▸ Description of the task
Reproduce the listing below exactly. Pictures do not belong in the copy.

▸ Data provided
[Start]

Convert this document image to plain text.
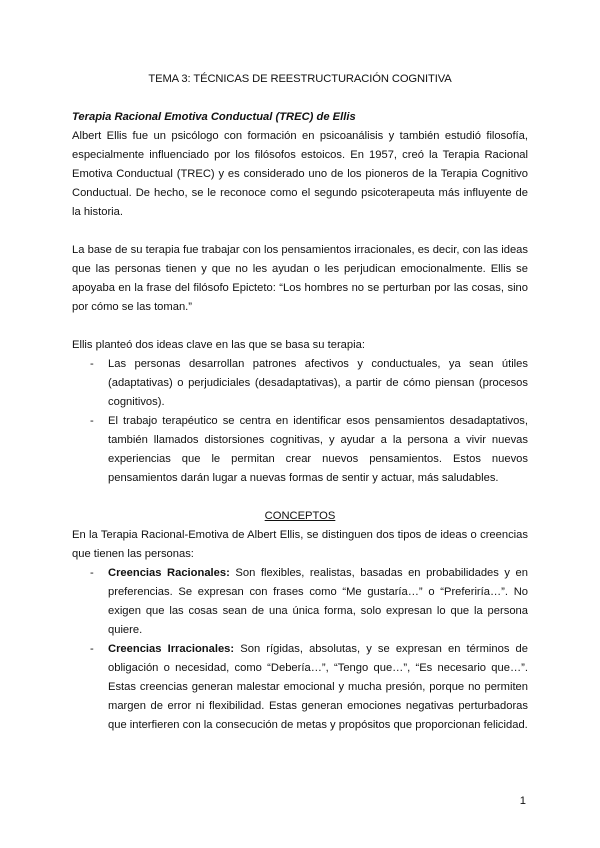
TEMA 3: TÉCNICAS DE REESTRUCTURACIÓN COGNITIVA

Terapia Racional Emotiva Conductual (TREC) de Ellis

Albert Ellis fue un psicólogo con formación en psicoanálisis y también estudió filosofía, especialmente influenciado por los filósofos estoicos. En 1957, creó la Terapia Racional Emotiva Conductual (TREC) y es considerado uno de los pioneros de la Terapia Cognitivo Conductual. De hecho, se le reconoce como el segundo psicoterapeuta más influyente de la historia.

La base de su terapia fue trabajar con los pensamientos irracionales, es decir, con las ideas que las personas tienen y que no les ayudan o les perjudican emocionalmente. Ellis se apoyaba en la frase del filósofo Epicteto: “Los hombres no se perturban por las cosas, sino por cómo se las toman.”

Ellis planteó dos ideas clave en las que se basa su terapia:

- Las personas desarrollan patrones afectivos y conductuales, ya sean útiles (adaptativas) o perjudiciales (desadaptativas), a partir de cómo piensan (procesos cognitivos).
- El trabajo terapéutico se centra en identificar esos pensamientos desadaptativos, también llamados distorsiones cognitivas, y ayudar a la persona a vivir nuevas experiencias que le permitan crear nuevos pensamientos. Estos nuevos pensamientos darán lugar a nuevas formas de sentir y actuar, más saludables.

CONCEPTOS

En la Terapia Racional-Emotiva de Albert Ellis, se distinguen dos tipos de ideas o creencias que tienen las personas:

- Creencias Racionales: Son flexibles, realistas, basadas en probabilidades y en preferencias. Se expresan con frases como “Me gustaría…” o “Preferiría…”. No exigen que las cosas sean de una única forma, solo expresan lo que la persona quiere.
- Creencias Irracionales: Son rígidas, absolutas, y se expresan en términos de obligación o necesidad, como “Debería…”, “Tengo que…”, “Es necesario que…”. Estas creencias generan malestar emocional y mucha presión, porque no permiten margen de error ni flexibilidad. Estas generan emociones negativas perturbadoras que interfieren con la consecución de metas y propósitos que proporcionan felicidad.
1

[End]

▸ Exercise result
Convert this document image to plain text.
TEMA 3: TÉCNICAS DE REESTRUCTURACIÓN COGNITIVA

Terapia Racional Emotiva Conductual (TREC) de Ellis

Albert Ellis fue un psicólogo con formación en psicoanálisis y también estudió filosofía, especialmente influenciado por los filósofos estoicos. En 1957, creó la Terapia Racional Emotiva Conductual (TREC) y es considerado uno de los pioneros de la Terapia Cognitivo Conductual. De hecho, se le reconoce como el segundo psicoterapeuta más influyente de la historia.

La base de su terapia fue trabajar con los pensamientos irracionales, es decir, con las ideas que las personas tienen y que no les ayudan o les perjudican emocionalmente. Ellis se apoyaba en la frase del filósofo Epicteto: “Los hombres no se perturban por las cosas, sino por cómo se las toman.”

Ellis planteó dos ideas clave en las que se basa su terapia:

- Las personas desarrollan patrones afectivos y conductuales, ya sean útiles (adaptativas) o perjudiciales (desadaptativas), a partir de cómo piensan (procesos cognitivos).
- El trabajo terapéutico se centra en identificar esos pensamientos desadaptativos, también llamados distorsiones cognitivas, y ayudar a la persona a vivir nuevas experiencias que le permitan crear nuevos pensamientos. Estos nuevos pensamientos darán lugar a nuevas formas de sentir y actuar, más saludables.

CONCEPTOS

En la Terapia Racional-Emotiva de Albert Ellis, se distinguen dos tipos de ideas o creencias que tienen las personas:

- Creencias Racionales: Son flexibles, realistas, basadas en probabilidades y en preferencias. Se expresan con frases como “Me gustaría…” o “Preferiría…”. No exigen que las cosas sean de una única forma, solo expresan lo que la persona quiere.
- Creencias Irracionales: Son rígidas, absolutas, y se expresan en términos de obligación o necesidad, como “Debería…”, “Tengo que…”, “Es necesario que…”. Estas creencias generan malestar emocional y mucha presión, porque no permiten margen de error ni flexibilidad. Estas generan emociones negativas perturbadoras que interfieren con la consecución de metas y propósitos que proporcionan felicidad.
1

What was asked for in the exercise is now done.